Each entry needs to be restated exactly as written.

***** Data excerpts *****

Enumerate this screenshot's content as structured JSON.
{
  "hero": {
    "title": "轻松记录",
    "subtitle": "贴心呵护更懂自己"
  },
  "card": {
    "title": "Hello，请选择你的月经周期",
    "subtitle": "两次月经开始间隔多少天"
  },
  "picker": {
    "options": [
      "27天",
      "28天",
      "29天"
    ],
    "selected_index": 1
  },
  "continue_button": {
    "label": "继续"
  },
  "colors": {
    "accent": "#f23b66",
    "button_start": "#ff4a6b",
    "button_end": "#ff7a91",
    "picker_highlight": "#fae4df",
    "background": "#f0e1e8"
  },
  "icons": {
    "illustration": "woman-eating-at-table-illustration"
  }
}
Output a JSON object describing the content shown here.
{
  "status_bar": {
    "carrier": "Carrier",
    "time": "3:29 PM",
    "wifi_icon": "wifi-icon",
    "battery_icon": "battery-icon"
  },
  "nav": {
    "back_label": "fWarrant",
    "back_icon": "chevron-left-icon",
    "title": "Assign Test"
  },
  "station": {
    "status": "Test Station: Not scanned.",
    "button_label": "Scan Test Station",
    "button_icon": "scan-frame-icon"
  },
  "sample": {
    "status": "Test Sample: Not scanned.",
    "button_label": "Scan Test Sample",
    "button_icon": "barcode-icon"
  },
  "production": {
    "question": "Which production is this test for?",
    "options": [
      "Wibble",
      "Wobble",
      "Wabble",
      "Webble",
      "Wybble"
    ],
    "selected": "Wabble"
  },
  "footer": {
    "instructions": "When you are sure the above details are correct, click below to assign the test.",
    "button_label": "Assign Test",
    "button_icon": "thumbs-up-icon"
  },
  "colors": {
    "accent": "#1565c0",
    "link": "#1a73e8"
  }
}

*****

**Answer to this problem**:
Enumerate this screenshot's content as structured JSON.
{
  "hero": {
    "title": "轻松记录",
    "subtitle": "贴心呵护更懂自己"
  },
  "card": {
    "title": "Hello，请选择你的月经周期",
    "subtitle": "两次月经开始间隔多少天"
  },
  "picker": {
    "options": [
      "27天",
      "28天",
      "29天"
    ],
    "selected_index": 1
  },
  "continue_button": {
    "label": "继续"
  },
  "colors": {
    "accent": "#f23b66",
    "button_start": "#ff4a6b",
    "button_end": "#ff7a91",
    "picker_highlight": "#fae4df",
    "background": "#f0e1e8"
  },
  "icons": {
    "illustration": "woman-eating-at-table-illustration"
  }
}
Output a JSON object describing the content shown here.
{
  "status_bar": {
    "carrier": "Carrier",
    "time": "3:29 PM",
    "wifi_icon": "wifi-icon",
    "battery_icon": "battery-icon"
  },
  "nav": {
    "back_label": "fWarrant",
    "back_icon": "chevron-left-icon",
    "title": "Assign Test"
  },
  "station": {
    "status": "Test Station: Not scanned.",
    "button_label": "Scan Test Station",
    "button_icon": "scan-frame-icon"
  },
  "sample": {
    "status": "Test Sample: Not scanned.",
    "button_label": "Scan Test Sample",
    "button_icon": "barcode-icon"
  },
  "production": {
    "question": "Which production is this test for?",
    "options": [
      "Wibble",
      "Wobble",
      "Wabble",
      "Webble",
      "Wybble"
    ],
    "selected": "Wabble"
  },
  "footer": {
    "instructions": "When you are sure the above details are correct, click below to assign the test.",
    "button_label": "Assign Test",
    "button_icon": "thumbs-up-icon"
  },
  "colors": {
    "accent": "#1565c0",
    "link": "#1a73e8"
  }
}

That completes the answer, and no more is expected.